▶ _What you are asked to do_
Your task is to filter the data below down to the lines holding "JSON".

▶ _The data_
[Begin]
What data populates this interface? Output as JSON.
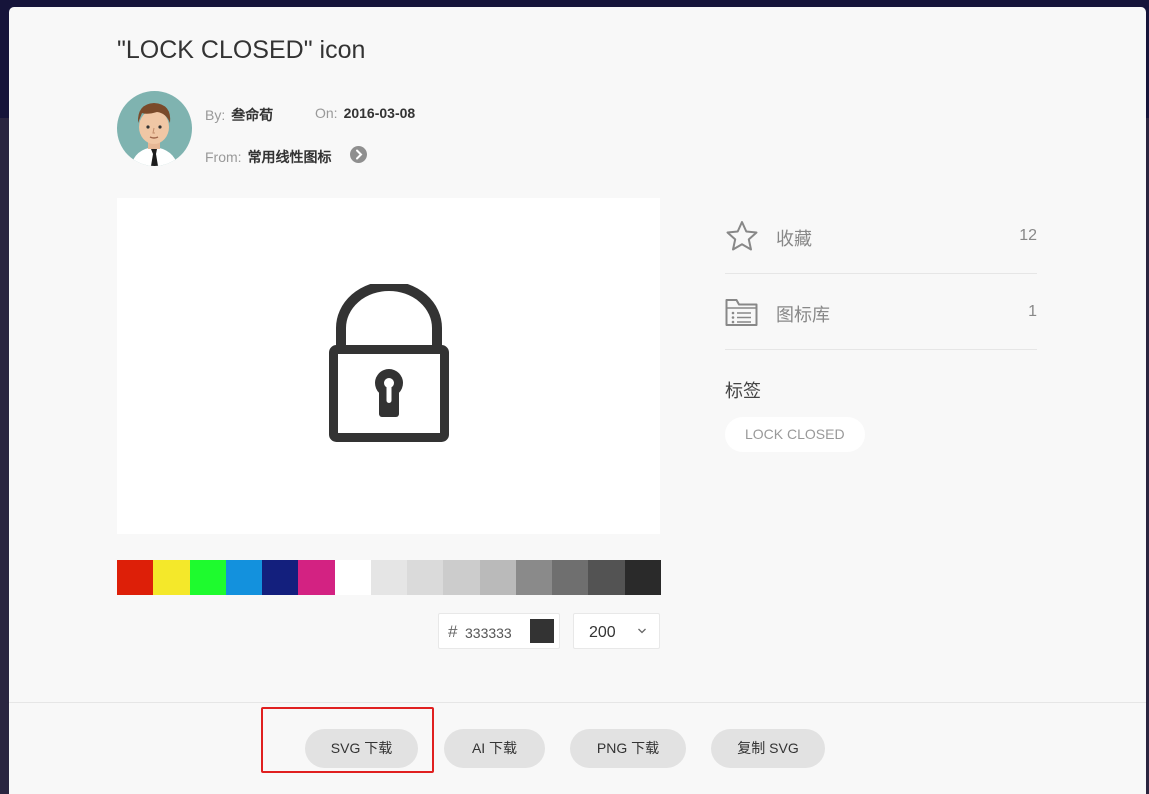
{
  "title": "\"LOCK CLOSED\" icon",
  "meta": {
    "by_label": "By:",
    "author": "叁命荀",
    "on_label": "On:",
    "date": "2016-03-08",
    "from_label": "From:",
    "collection": "常用线性图标"
  },
  "icon": {
    "name": "lock-closed-icon",
    "color": "#333333"
  },
  "palette": [
    "#dd1f08",
    "#f4e82a",
    "#1efb2e",
    "#1391dd",
    "#131f7d",
    "#d32282",
    "#ffffff",
    "#e5e5e5",
    "#dadada",
    "#cccccc",
    "#bababa",
    "#8a8a8a",
    "#6f6f6f",
    "#535353",
    "#2a2a2a"
  ],
  "color_input": {
    "hash": "#",
    "value": "333333"
  },
  "size_select": {
    "value": "200"
  },
  "stats": [
    {
      "icon": "star-icon",
      "label": "收藏",
      "count": "12"
    },
    {
      "icon": "folder-list-icon",
      "label": "图标库",
      "count": "1"
    }
  ],
  "tags_title": "标签",
  "tags": [
    "LOCK CLOSED"
  ],
  "buttons": {
    "svg_download": "SVG 下载",
    "ai_download": "AI 下载",
    "png_download": "PNG 下载",
    "copy_svg": "复制 SVG"
  },
  "highlight_color": "#e02020"
}
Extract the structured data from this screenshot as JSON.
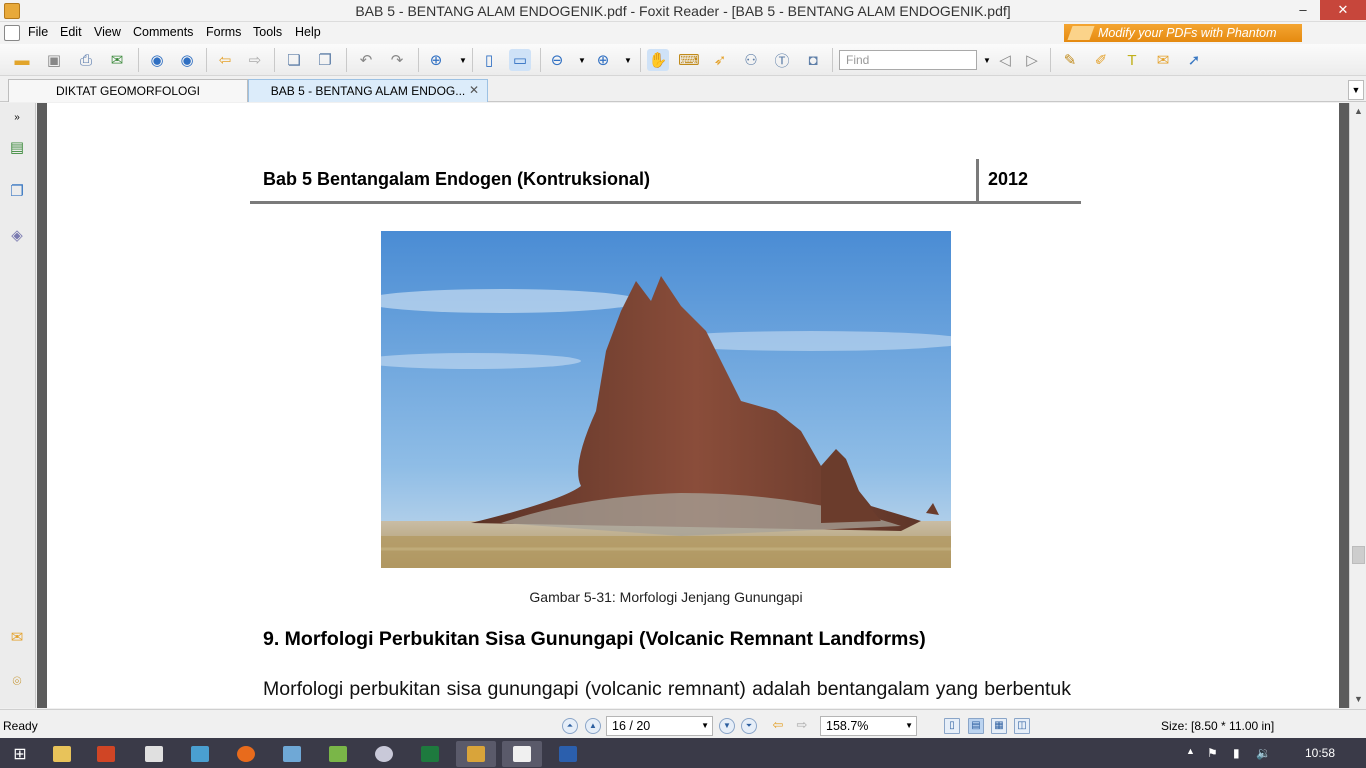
{
  "window": {
    "title": "BAB 5 - BENTANG ALAM ENDOGENIK.pdf - Foxit Reader - [BAB 5 - BENTANG ALAM ENDOGENIK.pdf]",
    "minimize_glyph": "–",
    "restore_glyph": "❐",
    "close_glyph": "✕"
  },
  "menu": {
    "items": [
      "File",
      "Edit",
      "View",
      "Comments",
      "Forms",
      "Tools",
      "Help"
    ]
  },
  "banner": {
    "text": "Modify your PDFs with Phantom"
  },
  "toolbar": {
    "find_placeholder": "Find",
    "icons": [
      "open-icon",
      "save-icon",
      "print-icon",
      "email-icon",
      "page-up-icon",
      "page-down-icon",
      "back-icon",
      "forward-icon",
      "extract-icon",
      "insert-icon",
      "undo-icon",
      "redo-icon",
      "zoom-in-icon",
      "page-fit-icon",
      "fit-width-icon",
      "zoom-out-icon",
      "zoom-plus-icon",
      "hand-icon",
      "snapshot-text-icon",
      "select-icon",
      "find-binoculars-icon",
      "text-select-icon",
      "camera-icon",
      "find-prev-icon",
      "find-next-icon",
      "pen-icon",
      "highlight-icon",
      "typewriter-icon",
      "note-icon",
      "arrow-icon"
    ]
  },
  "tabs": [
    {
      "label": "DIKTAT GEOMORFOLOGI"
    },
    {
      "label": "BAB 5 - BENTANG ALAM ENDOG...",
      "close": "✕"
    }
  ],
  "document": {
    "header_left": "Bab 5 Bentangalam Endogen (Kontruksional)",
    "header_right": "2012",
    "caption": "Gambar 5-31: Morfologi Jenjang Gunungapi",
    "heading": "9.  Morfologi Perbukitan Sisa Gunungapi (Volcanic Remnant Landforms)",
    "paragraph": "Morfologi perbukitan sisa gunungapi (volcanic remnant) adalah bentangalam yang berbentuk perbukitan/bukit yang merupakan sisa-sisa dari suatu gunungapi yang telah mengalami"
  },
  "status": {
    "ready": "Ready",
    "page": "16 / 20",
    "zoom": "158.7%",
    "size": "Size: [8.50 * 11.00 in]"
  },
  "taskbar": {
    "clock": "10:58",
    "apps": [
      "start",
      "file-explorer",
      "powerpoint",
      "pdf-tool",
      "network-tool",
      "firefox",
      "keyboard",
      "green-app",
      "paint-app",
      "excel",
      "xmind",
      "foxit-reader",
      "word"
    ]
  },
  "colors": {
    "banner": "#e58a10",
    "taskbar": "#3a3a48",
    "active_tab": "#dcecfa",
    "viewer_bg": "#5c5c5c"
  }
}
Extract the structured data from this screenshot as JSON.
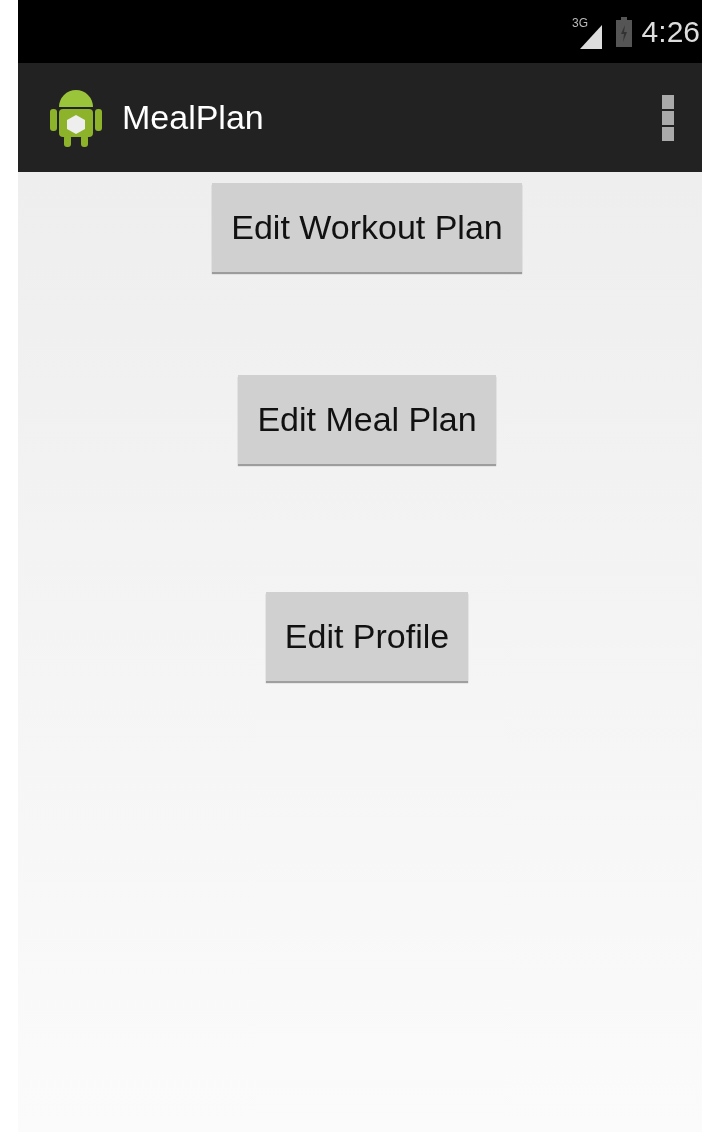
{
  "status_bar": {
    "network": "3G",
    "time": "4:26"
  },
  "action_bar": {
    "title": "MealPlan"
  },
  "buttons": [
    {
      "label": "Edit Workout Plan"
    },
    {
      "label": "Edit Meal Plan"
    },
    {
      "label": "Edit Profile"
    }
  ]
}
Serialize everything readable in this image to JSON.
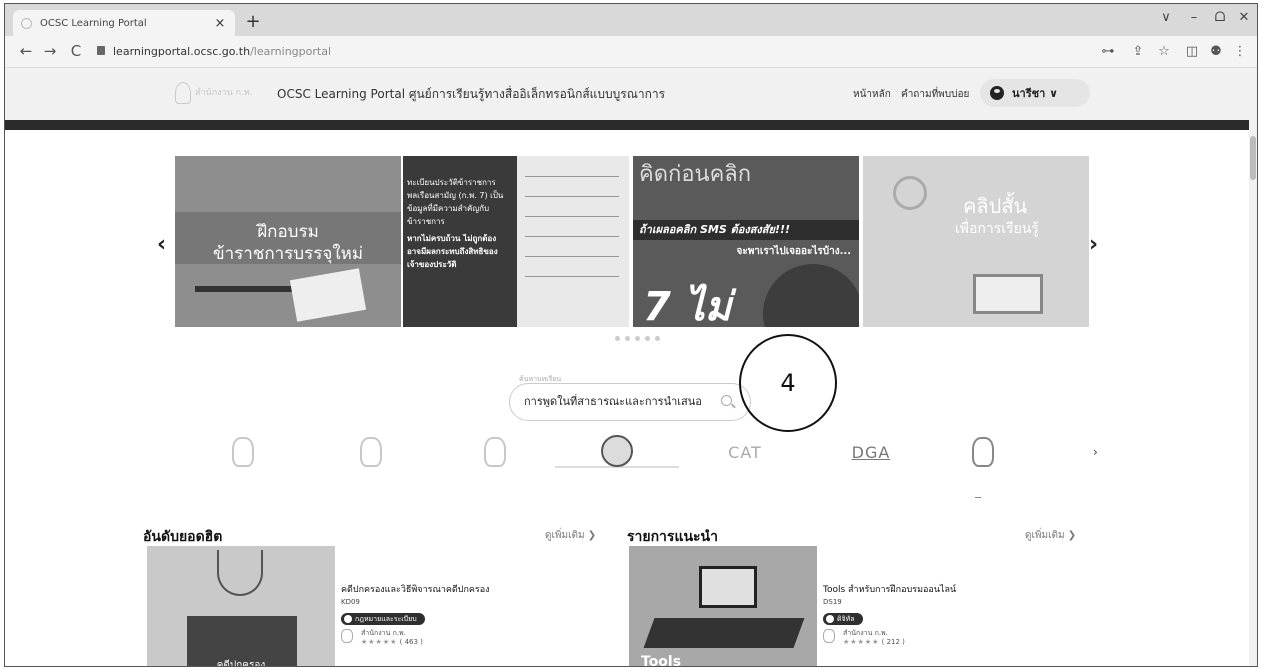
{
  "browser": {
    "tab_title": "OCSC Learning Portal",
    "tab_close": "×",
    "new_tab": "+",
    "url_host": "learningportal.ocsc.go.th",
    "url_path": "/learningportal",
    "back": "←",
    "forward": "→",
    "reload": "C",
    "win_minimize": "–",
    "win_restore": "ᗝ",
    "win_close": "✕",
    "tab_list": "∨",
    "key_icon": "⊶",
    "share_icon": "⇪",
    "star_icon": "☆",
    "sidepanel_icon": "◫",
    "profile_icon": "⚉",
    "menu_icon": "⋮"
  },
  "header": {
    "logo_text": "สำนักงาน ก.พ.",
    "site_title": "OCSC Learning Portal ศูนย์การเรียนรู้ทางสื่ออิเล็กทรอนิกส์แบบบูรณาการ",
    "nav_home": "หน้าหลัก",
    "nav_faq": "คำถามที่พบบ่อย",
    "user_name": "นารีชา ∨"
  },
  "carousel": {
    "prev": "‹",
    "next": "›",
    "banner1_line1": "ฝึกอบรม",
    "banner1_line2": "ข้าราชการบรรจุใหม่",
    "banner2_text1": "ทะเบียนประวัติข้าราชการพลเรือนสามัญ (ก.พ. 7) เป็นข้อมูลที่มีความสำคัญกับข้าราชการ",
    "banner2_text2": "หากไม่ครบถ้วน ไม่ถูกต้อง อาจมีผลกระทบถึงสิทธิของเจ้าของประวัติ",
    "banner3_head": "คิดก่อนคลิก",
    "banner3_sms": "ถ้าเผลอคลิก SMS ต้องสงสัย!!!",
    "banner3_sub": "จะพาเราไปเจออะไรบ้าง...",
    "banner3_seven": "7 ไม่",
    "banner4_line1": "คลิปสั้น",
    "banner4_line2": "เพื่อการเรียนรู้"
  },
  "search": {
    "label": "ค้นหาบทเรียน",
    "value": "การพูดในที่สาธารณะและการนำเสนอ"
  },
  "annotation": {
    "step_number": "4"
  },
  "partners": {
    "cat": "CAT",
    "dga": "DGA",
    "next": "›"
  },
  "sections": {
    "popular": {
      "title": "อันดับยอดฮิต",
      "more": "ดูเพิ่มเติม ❯",
      "course": {
        "thumb_caption": "คดีปกครอง",
        "title": "คดีปกครองและวิธีพิจารณาคดีปกครอง",
        "code": "KD09",
        "badge": "กฎหมายและระเบียบ",
        "org": "สำนักงาน ก.พ.",
        "stars": "★★★★★",
        "reviews": "( 463 )"
      }
    },
    "recommended": {
      "title": "รายการแนะนำ",
      "more": "ดูเพิ่มเติม ❯",
      "course": {
        "thumb_caption": "Tools",
        "title": "Tools สำหรับการฝึกอบรมออนไลน์",
        "code": "DS19",
        "badge": "ดิจิทัล",
        "org": "สำนักงาน ก.พ.",
        "stars": "★★★★★",
        "reviews": "( 212 )"
      }
    }
  }
}
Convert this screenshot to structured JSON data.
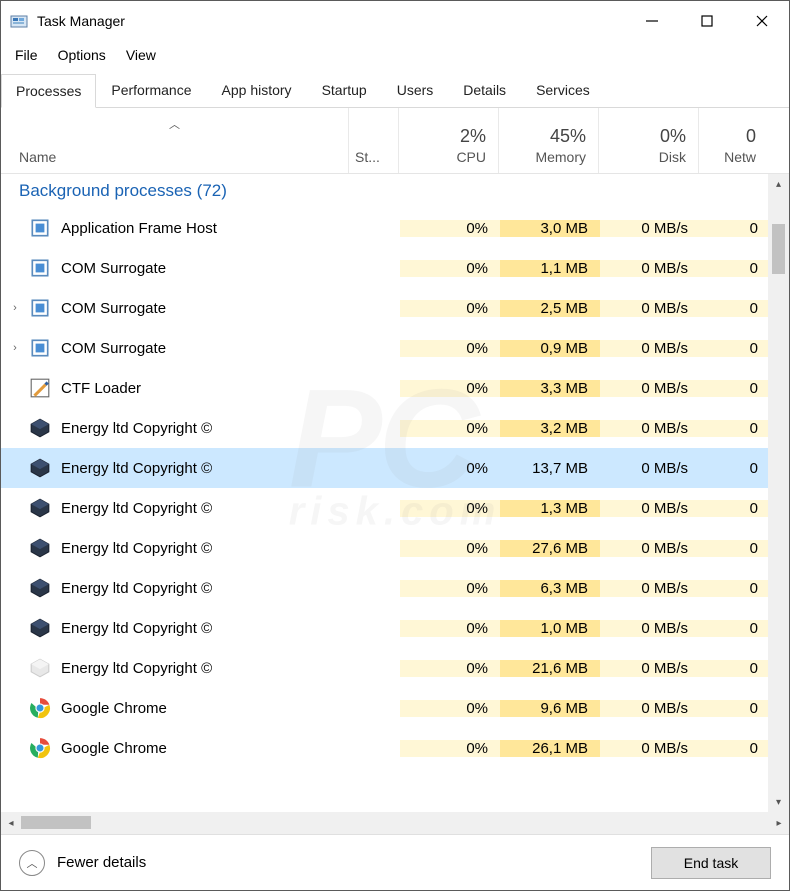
{
  "title": "Task Manager",
  "menu": {
    "file": "File",
    "options": "Options",
    "view": "View"
  },
  "tabs": [
    "Processes",
    "Performance",
    "App history",
    "Startup",
    "Users",
    "Details",
    "Services"
  ],
  "active_tab": 0,
  "headers": {
    "name": "Name",
    "sort_indicator": "︿",
    "status": "St...",
    "cpu": {
      "val": "2%",
      "label": "CPU"
    },
    "memory": {
      "val": "45%",
      "label": "Memory"
    },
    "disk": {
      "val": "0%",
      "label": "Disk"
    },
    "network": {
      "val": "0",
      "label": "Netw"
    }
  },
  "group": {
    "label": "Background processes (72)"
  },
  "rows": [
    {
      "expand": "",
      "icon": "frame",
      "name": "Application Frame Host",
      "cpu": "0%",
      "mem": "3,0 MB",
      "disk": "0 MB/s",
      "net": "0",
      "sel": false
    },
    {
      "expand": "",
      "icon": "frame",
      "name": "COM Surrogate",
      "cpu": "0%",
      "mem": "1,1 MB",
      "disk": "0 MB/s",
      "net": "0",
      "sel": false
    },
    {
      "expand": "›",
      "icon": "frame",
      "name": "COM Surrogate",
      "cpu": "0%",
      "mem": "2,5 MB",
      "disk": "0 MB/s",
      "net": "0",
      "sel": false
    },
    {
      "expand": "›",
      "icon": "frame",
      "name": "COM Surrogate",
      "cpu": "0%",
      "mem": "0,9 MB",
      "disk": "0 MB/s",
      "net": "0",
      "sel": false
    },
    {
      "expand": "",
      "icon": "ctf",
      "name": "CTF Loader",
      "cpu": "0%",
      "mem": "3,3 MB",
      "disk": "0 MB/s",
      "net": "0",
      "sel": false
    },
    {
      "expand": "",
      "icon": "hex",
      "name": "Energy ltd Copyright ©",
      "cpu": "0%",
      "mem": "3,2 MB",
      "disk": "0 MB/s",
      "net": "0",
      "sel": false
    },
    {
      "expand": "",
      "icon": "hex",
      "name": "Energy ltd Copyright ©",
      "cpu": "0%",
      "mem": "13,7 MB",
      "disk": "0 MB/s",
      "net": "0",
      "sel": true
    },
    {
      "expand": "",
      "icon": "hex",
      "name": "Energy ltd Copyright ©",
      "cpu": "0%",
      "mem": "1,3 MB",
      "disk": "0 MB/s",
      "net": "0",
      "sel": false
    },
    {
      "expand": "",
      "icon": "hex",
      "name": "Energy ltd Copyright ©",
      "cpu": "0%",
      "mem": "27,6 MB",
      "disk": "0 MB/s",
      "net": "0",
      "sel": false
    },
    {
      "expand": "",
      "icon": "hex",
      "name": "Energy ltd Copyright ©",
      "cpu": "0%",
      "mem": "6,3 MB",
      "disk": "0 MB/s",
      "net": "0",
      "sel": false
    },
    {
      "expand": "",
      "icon": "hex",
      "name": "Energy ltd Copyright ©",
      "cpu": "0%",
      "mem": "1,0 MB",
      "disk": "0 MB/s",
      "net": "0",
      "sel": false
    },
    {
      "expand": "",
      "icon": "hexg",
      "name": "Energy ltd Copyright ©",
      "cpu": "0%",
      "mem": "21,6 MB",
      "disk": "0 MB/s",
      "net": "0",
      "sel": false
    },
    {
      "expand": "",
      "icon": "chrome",
      "name": "Google Chrome",
      "cpu": "0%",
      "mem": "9,6 MB",
      "disk": "0 MB/s",
      "net": "0",
      "sel": false
    },
    {
      "expand": "",
      "icon": "chrome",
      "name": "Google Chrome",
      "cpu": "0%",
      "mem": "26,1 MB",
      "disk": "0 MB/s",
      "net": "0",
      "sel": false
    }
  ],
  "footer": {
    "fewer": "Fewer details",
    "end": "End task"
  },
  "watermark": {
    "main": "PC",
    "sub": "risk.com"
  }
}
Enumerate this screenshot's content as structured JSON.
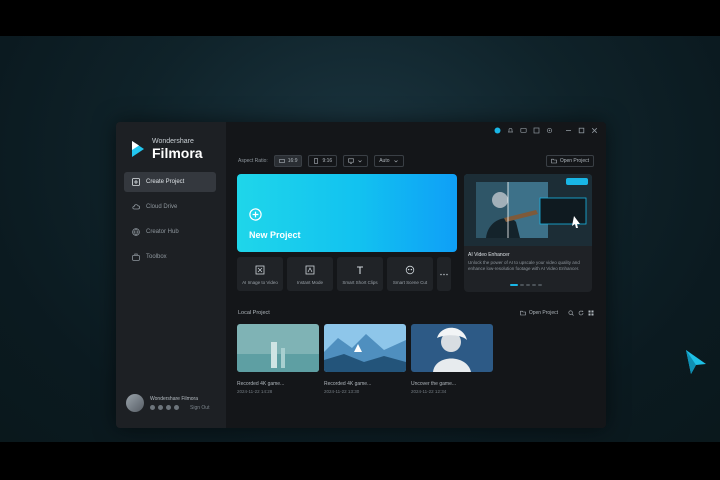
[End]
▶ _Full solution_
What data populates this interface? Output as JSON.
Extract the structured data from this screenshot as JSON.
Extract the structured data from this screenshot as JSON.
Serialize everything readable in this image to JSON.
Convert this screenshot to structured JSON data.
Enumerate this screenshot's content as structured JSON.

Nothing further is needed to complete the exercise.